GIVEN DATA:
^^^^^^^^
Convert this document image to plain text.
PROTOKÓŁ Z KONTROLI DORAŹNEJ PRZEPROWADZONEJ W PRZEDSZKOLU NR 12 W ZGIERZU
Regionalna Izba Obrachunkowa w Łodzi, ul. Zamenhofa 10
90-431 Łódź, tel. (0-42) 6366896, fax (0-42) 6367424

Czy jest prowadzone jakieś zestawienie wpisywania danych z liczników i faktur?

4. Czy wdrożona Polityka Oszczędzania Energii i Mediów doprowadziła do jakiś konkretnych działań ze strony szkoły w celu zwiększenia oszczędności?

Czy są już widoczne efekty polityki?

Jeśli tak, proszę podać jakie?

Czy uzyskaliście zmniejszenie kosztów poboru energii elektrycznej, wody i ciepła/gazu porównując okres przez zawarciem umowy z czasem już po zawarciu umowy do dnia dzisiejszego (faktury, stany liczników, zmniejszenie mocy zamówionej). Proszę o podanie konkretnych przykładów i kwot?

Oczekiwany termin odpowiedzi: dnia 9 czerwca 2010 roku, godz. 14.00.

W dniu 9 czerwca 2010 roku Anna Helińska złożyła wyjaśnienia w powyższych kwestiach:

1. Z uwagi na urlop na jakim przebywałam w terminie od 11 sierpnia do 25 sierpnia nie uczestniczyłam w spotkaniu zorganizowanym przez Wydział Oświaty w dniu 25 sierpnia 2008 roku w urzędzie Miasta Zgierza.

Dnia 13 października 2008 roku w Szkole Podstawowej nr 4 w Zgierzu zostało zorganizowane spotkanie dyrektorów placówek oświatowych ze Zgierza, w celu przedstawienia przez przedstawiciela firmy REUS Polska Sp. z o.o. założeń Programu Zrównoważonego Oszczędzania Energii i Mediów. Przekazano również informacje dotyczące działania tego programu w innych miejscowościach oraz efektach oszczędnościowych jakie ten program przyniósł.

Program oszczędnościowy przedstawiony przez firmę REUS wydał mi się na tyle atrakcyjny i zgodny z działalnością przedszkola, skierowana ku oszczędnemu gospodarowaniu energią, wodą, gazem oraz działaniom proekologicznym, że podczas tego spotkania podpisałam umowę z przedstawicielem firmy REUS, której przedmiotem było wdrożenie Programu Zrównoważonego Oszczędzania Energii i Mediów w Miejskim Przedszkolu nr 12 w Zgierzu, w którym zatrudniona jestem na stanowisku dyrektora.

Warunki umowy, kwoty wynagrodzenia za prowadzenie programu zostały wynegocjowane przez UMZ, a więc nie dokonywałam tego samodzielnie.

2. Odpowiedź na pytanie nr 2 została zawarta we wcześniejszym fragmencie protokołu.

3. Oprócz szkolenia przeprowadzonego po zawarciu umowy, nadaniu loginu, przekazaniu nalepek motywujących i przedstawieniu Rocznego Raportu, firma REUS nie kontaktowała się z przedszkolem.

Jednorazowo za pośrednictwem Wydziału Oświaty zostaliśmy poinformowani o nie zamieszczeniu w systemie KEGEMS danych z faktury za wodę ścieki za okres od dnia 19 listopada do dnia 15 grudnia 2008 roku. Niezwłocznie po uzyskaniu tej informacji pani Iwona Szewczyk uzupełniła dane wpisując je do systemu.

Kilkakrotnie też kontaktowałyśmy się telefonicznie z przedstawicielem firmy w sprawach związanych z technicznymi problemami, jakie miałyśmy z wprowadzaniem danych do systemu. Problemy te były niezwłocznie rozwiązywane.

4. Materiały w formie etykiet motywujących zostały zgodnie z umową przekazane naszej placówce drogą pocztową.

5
^^^^^^^^
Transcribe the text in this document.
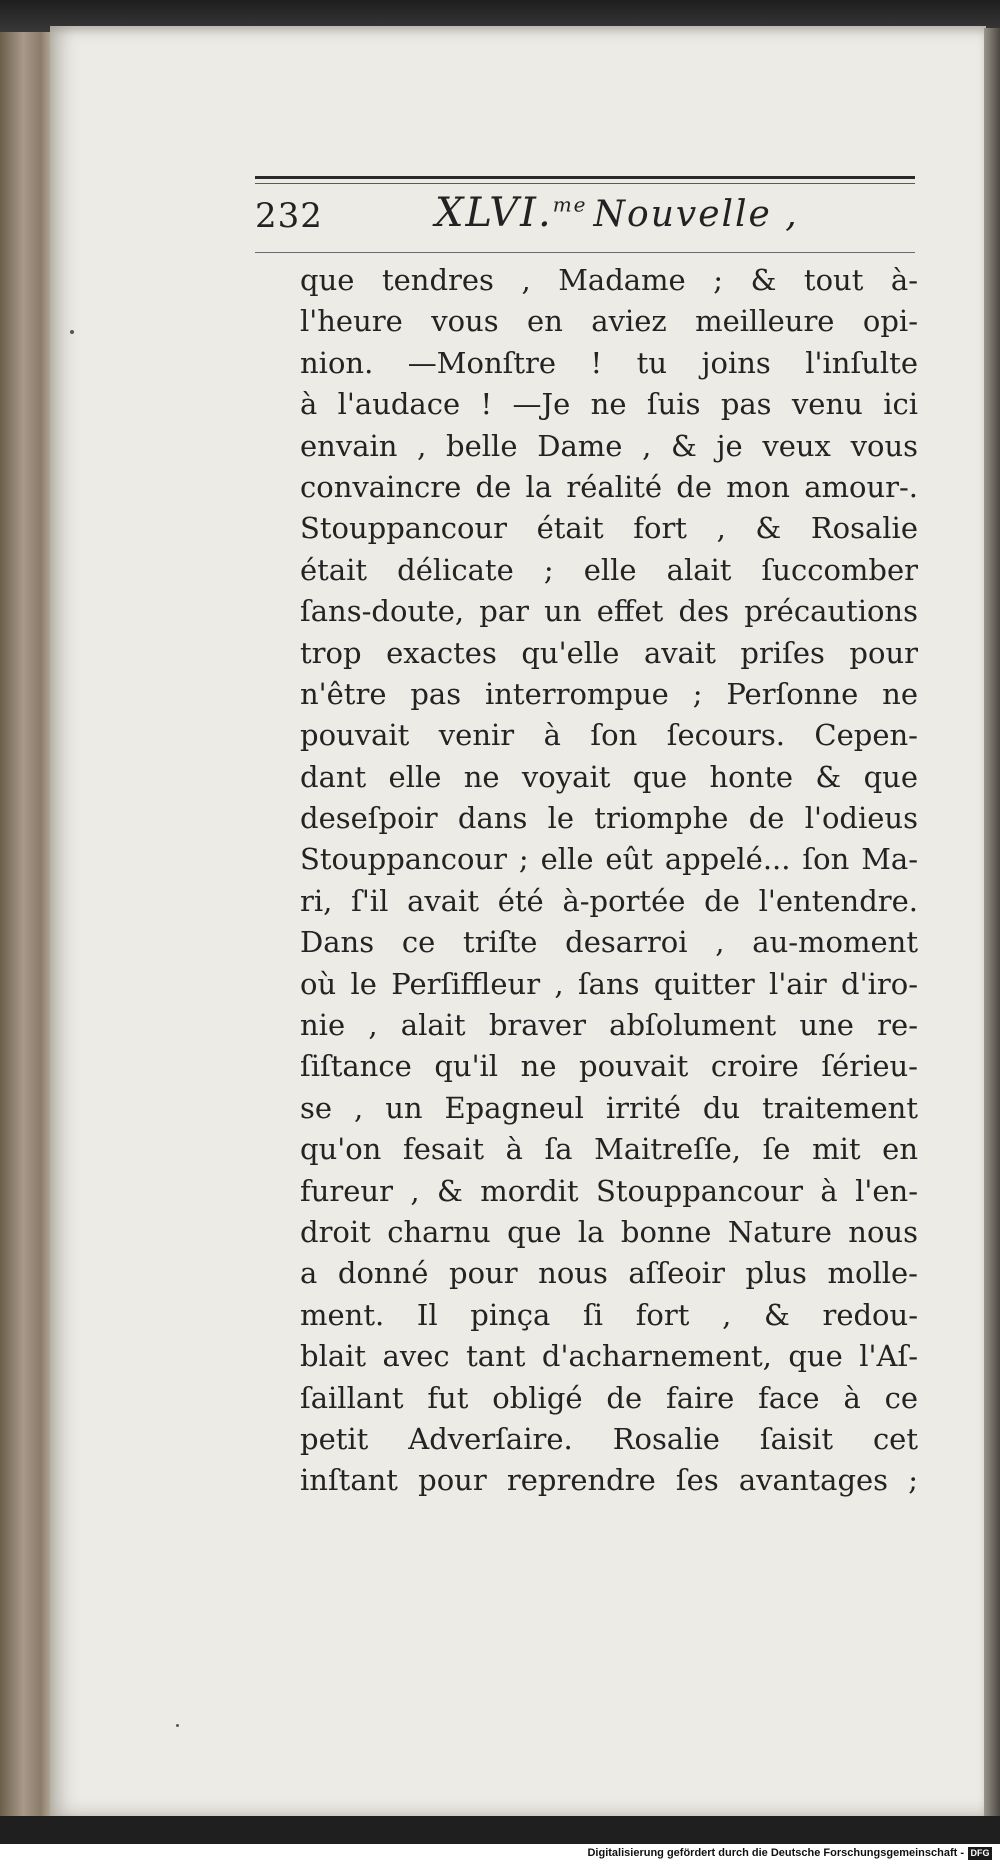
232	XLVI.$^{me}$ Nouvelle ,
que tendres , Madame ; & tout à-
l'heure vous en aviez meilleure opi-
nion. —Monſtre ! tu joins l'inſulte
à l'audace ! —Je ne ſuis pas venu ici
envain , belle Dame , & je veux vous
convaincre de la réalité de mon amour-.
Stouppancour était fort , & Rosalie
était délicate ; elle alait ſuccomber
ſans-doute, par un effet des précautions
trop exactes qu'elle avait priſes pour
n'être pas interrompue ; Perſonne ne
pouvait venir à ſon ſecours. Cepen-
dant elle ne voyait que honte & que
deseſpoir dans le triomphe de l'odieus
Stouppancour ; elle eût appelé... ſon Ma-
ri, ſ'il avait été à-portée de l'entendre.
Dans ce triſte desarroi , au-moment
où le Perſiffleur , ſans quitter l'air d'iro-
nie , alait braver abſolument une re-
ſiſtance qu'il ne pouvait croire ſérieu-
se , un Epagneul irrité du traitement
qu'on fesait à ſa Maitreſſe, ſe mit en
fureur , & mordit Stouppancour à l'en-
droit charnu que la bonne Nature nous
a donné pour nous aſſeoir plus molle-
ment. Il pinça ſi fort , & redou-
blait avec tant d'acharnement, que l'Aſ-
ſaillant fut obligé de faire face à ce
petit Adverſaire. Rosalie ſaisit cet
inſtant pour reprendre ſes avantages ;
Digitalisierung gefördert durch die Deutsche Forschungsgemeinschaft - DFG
^^^^^^^^
PROBLEM:
Within the listing above, find every line containing the string "czerwca" and return it.

WRITTEN ANSWER:
Oczekiwany termin odpowiedzi: dnia 9 czerwca 2010 roku, godz. 14.00.
W dniu 9 czerwca 2010 roku Anna Helińska złożyła wyjaśnienia w powyższych kwestiach:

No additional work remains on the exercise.